▶ [Texte à lire]:
-------------------------

JDF : On ne doit pas se contenter des formes administratives et juridiques des municipalités telles qu’elles existent aujourd’hui, mais envisager des municipalités comme devant être transformées en autogouvernements locaux. Il s’agirait de véritables communautés politiques où les gens pourraient se réapproprier les décisions collectives et inventer des formes de démocratie plus directe. Les gouvernements actuels, au niveau des villes, sont plutôt basés sur un système de représentation où c’est une classe de politicien·ne·s professionnel·le·s qui continue d’avoir le contrôle des lois et des décisions, souvent de façon complice avec des intérêts privés. Ce que j’essaie de dire dans mon livre, c’est qu’on ne doit pas uniquement prendre le pouvoir dans une seule ville. Il faut envisager un front municipaliste, une coalition de villes rebelles.
Plusieurs villes progressistes et inclusives doivent s’articuler entre elles pour éventuellement créer des grandes alliances, des ligues qui seraient les bases d’un nouveau système de démocratie qui pourrait avoir plus de revendication et vouloir se réapproprier davantage de pouvoir dans une vision de décentralisation démocratique.
Disons que la vision un peu plus ambitieuse de mon livre est de poser les bases d’un mouvement municipaliste où les citoyen·ne·s seraient capables de se réapproprier les villes, de créer des nouvelles constitutions municipales démocratiques et seraient capables de créer des liens entre plusieurs municipalités – à la fois au sein d’un territoire commun mais aussi entre plusieurs pays – afin d’accélérer la transition vers une nouvelle forme d’économie. Tout ça résume la vision très large de ce que j’appelle le municipalisme, qui est la vision que la démocratisation économique, sociale et politique se base sur la réappropriation des municipalités.
JPL : Une économie post-croissance, des autogouvernements locaux : tout cela semble si loin! Part-on de zéro?
JDF : Il y a effectivement une forme d’utopie dans mes propos, c’est-à-dire des choses qui pourraient exister mais qui ne sont pas encore concrètes. Toutefois, il y a déjà plusieurs germes. Il y a une multitude de coopératives, d’initiatives et de mouvements sociaux déjà enracinés au Québec. On pourrait essayer de fédérer ces différentes forces et envisager comment on pourrait construire un mouvement politique avec des partis municipaux, à créer ou qui existent déjà, et voir comment on pourrait insuffler une dynamique d’ensemble.
JPL : En ce sens, le dernier chapitre de votre livre est presque un mode d’emploi pour démarrer un mouvement municipaliste au Québec. Rapidement, quelles en sont les grandes étapes?
JDF : La proposition qui vient à la fin du livre est en quelque sorte le fruit d’un travail collectif qui se fait depuis plus d’un an. Ce mouvement qui est en train de voir le jour a lancé son manifeste (http://actionmunicipale.org/manifeste/) au mois de mars, qui s’appelle À nous la ville, comme le titre de mon livre. Son but est de créer une plateforme d’auto-organisation. Pour le moment, ce qui existe, c’est une page Facebook (https://www.facebook.com/actionmunicipale.org/), un site web (http://actionmunicipale.org/) et une plateforme libre (http://forum.actionmunicipale.org/) où les gens peuvent s’inscrire, indiquer leur municipalité, leur(s) champ(s) d’expertise et ensuite créer des groupes, des évènements et se partager de l’information et des outils.

-------------------------

▶ [Tâche 1]: Recopiez mot pour mot le passage de l'entretien sur le municipalisme qui va de "JDF : Il y a" jusqu'à "les grandes étapes?" inclus.
Les enregistrements ci-après n'ont aucun lien avec le texte.

▶ [Enregistrements extraits]:
-------------------------

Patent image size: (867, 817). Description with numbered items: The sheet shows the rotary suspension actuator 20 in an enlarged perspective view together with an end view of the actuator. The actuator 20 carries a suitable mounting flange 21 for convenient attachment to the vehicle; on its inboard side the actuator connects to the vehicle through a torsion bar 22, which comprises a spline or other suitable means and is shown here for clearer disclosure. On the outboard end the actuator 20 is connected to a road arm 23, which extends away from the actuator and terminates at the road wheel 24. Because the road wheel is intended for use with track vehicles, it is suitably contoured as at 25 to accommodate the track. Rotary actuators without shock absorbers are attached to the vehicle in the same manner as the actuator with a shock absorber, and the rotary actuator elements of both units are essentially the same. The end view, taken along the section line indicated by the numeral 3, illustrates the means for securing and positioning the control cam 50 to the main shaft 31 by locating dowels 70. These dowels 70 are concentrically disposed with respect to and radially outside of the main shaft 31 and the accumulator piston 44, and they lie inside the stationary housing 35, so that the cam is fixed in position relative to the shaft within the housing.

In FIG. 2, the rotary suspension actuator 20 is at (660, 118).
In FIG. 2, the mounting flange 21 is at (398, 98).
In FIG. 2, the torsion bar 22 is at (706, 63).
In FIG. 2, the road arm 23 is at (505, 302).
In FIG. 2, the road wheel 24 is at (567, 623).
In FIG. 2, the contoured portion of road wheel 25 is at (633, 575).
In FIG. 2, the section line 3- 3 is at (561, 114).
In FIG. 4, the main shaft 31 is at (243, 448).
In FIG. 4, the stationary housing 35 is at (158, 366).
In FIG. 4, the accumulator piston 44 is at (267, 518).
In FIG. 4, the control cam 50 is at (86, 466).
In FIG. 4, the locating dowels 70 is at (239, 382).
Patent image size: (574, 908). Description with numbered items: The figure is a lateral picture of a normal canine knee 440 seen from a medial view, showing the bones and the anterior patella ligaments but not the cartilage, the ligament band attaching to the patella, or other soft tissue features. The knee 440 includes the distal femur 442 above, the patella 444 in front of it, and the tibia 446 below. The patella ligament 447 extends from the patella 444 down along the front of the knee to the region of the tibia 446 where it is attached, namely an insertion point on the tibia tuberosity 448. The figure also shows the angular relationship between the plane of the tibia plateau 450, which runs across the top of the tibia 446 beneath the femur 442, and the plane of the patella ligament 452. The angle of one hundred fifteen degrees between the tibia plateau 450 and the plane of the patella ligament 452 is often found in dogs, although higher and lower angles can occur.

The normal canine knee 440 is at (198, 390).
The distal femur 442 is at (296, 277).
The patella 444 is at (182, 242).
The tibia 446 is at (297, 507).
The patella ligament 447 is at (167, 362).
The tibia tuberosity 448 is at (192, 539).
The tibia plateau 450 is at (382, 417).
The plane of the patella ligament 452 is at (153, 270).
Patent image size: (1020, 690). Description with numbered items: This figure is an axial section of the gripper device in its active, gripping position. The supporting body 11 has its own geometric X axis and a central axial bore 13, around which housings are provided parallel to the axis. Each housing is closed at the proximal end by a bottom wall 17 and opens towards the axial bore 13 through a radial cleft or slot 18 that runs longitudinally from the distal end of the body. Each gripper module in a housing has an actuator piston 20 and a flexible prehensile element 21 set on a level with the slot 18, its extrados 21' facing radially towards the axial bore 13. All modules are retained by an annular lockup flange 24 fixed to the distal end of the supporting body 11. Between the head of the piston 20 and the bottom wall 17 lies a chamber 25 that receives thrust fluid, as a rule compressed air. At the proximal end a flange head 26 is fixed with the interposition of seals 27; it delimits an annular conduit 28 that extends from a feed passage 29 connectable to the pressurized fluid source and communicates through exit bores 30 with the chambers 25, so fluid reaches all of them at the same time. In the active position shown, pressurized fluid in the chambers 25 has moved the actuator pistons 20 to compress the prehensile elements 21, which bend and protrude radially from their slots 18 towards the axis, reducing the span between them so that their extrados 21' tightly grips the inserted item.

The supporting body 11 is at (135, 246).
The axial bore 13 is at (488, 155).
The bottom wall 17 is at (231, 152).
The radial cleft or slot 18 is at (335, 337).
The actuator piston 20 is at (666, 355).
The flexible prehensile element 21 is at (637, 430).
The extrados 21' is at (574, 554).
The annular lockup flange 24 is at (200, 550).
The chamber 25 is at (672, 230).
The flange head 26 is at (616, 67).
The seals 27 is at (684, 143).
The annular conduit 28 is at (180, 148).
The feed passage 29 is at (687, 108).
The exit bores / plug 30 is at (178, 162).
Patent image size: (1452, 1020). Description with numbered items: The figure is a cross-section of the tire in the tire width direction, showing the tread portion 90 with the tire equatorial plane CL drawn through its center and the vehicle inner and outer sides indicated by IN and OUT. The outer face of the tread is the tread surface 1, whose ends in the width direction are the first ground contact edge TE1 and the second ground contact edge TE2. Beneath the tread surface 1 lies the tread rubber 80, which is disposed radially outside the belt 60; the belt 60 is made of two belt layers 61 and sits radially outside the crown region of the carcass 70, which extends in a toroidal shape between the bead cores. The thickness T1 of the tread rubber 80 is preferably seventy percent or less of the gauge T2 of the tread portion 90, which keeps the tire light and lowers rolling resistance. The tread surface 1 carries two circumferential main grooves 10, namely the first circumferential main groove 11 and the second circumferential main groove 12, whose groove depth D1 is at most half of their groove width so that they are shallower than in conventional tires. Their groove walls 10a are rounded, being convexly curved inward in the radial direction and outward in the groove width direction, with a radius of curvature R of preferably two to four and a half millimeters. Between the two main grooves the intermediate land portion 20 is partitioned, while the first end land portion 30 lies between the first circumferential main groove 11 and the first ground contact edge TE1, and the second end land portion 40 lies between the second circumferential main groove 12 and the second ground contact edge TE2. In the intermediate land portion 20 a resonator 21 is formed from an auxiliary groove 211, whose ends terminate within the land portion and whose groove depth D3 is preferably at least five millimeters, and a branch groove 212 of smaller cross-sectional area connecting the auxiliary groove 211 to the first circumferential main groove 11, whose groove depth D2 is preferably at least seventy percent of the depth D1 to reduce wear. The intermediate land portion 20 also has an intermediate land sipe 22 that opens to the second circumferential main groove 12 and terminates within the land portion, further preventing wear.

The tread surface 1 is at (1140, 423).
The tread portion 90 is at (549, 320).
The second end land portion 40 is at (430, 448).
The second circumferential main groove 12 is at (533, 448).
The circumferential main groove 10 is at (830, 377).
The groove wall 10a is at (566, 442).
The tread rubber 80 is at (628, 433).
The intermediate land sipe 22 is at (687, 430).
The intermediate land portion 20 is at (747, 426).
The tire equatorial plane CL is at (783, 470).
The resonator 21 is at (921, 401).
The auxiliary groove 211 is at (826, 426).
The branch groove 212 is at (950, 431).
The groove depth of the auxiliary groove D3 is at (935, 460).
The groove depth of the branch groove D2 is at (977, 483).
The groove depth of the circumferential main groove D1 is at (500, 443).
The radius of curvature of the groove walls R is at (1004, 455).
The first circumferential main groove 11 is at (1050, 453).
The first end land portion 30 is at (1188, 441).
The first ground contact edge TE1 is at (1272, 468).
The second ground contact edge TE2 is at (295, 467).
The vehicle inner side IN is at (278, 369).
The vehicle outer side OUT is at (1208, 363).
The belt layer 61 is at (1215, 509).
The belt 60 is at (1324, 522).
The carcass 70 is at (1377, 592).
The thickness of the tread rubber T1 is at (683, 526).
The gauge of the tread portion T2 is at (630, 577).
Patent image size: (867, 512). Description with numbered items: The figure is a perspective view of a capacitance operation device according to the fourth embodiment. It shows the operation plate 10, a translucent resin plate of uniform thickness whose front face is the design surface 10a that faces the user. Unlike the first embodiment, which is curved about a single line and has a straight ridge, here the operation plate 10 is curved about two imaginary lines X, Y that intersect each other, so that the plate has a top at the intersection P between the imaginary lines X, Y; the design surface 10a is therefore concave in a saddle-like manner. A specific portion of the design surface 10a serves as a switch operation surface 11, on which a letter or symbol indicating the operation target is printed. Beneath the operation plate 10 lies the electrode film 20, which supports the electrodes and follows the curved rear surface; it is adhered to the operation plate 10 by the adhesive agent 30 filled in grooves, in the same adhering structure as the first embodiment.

-------------------------

▶ [Tâche 2]: Reproduisez à l'identique les lignes des enregistrements, depuis leur début jusqu'à la ligne contenant "In FIG. 4, the locating", celle-ci comprise.

▶ [Bonne réponse 1]:
JDF : Il y a effectivement une forme d’utopie dans mes propos, c’est-à-dire des choses qui pourraient exister mais qui ne sont pas encore concrètes. Toutefois, il y a déjà plusieurs germes. Il y a une multitude de coopératives, d’initiatives et de mouvements sociaux déjà enracinés au Québec. On pourrait essayer de fédérer ces différentes forces et envisager comment on pourrait construire un mouvement politique avec des partis municipaux, à créer ou qui existent déjà, et voir comment on pourrait insuffler une dynamique d’ensemble.
JPL : En ce sens, le dernier chapitre de votre livre est presque un mode d’emploi pour démarrer un mouvement municipaliste au Québec. Rapidement, quelles en sont les grandes étapes?

▶ [Bonne réponse 2]:
Patent image size: (867, 817). Description with numbered items: The sheet shows the rotary suspension actuator 20 in an enlarged perspective view together with an end view of the actuator. The actuator 20 carries a suitable mounting flange 21 for convenient attachment to the vehicle; on its inboard side the actuator connects to the vehicle through a torsion bar 22, which comprises a spline or other suitable means and is shown here for clearer disclosure. On the outboard end the actuator 20 is connected to a road arm 23, which extends away from the actuator and terminates at the road wheel 24. Because the road wheel is intended for use with track vehicles, it is suitably contoured as at 25 to accommodate the track. Rotary actuators without shock absorbers are attached to the vehicle in the same manner as the actuator with a shock absorber, and the rotary actuator elements of both units are essentially the same. The end view, taken along the section line indicated by the numeral 3, illustrates the means for securing and positioning the control cam 50 to the main shaft 31 by locating dowels 70. These dowels 70 are concentrically disposed with respect to and radially outside of the main shaft 31 and the accumulator piston 44, and they lie inside the stationary housing 35, so that the cam is fixed in position relative to the shaft within the housing.

In FIG. 2, the rotary suspension actuator 20 is at (660, 118).
In FIG. 2, the mounting flange 21 is at (398, 98).
In FIG. 2, the torsion bar 22 is at (706, 63).
In FIG. 2, the road arm 23 is at (505, 302).
In FIG. 2, the road wheel 24 is at (567, 623).
In FIG. 2, the contoured portion of road wheel 25 is at (633, 575).
In FIG. 2, the section line 3- 3 is at (561, 114).
In FIG. 4, the main shaft 31 is at (243, 448).
In FIG. 4, the stationary housing 35 is at (158, 366).
In FIG. 4, the accumulator piston 44 is at (267, 518).
In FIG. 4, the control cam 50 is at (86, 466).
In FIG. 4, the locating dowels 70 is at (239, 382).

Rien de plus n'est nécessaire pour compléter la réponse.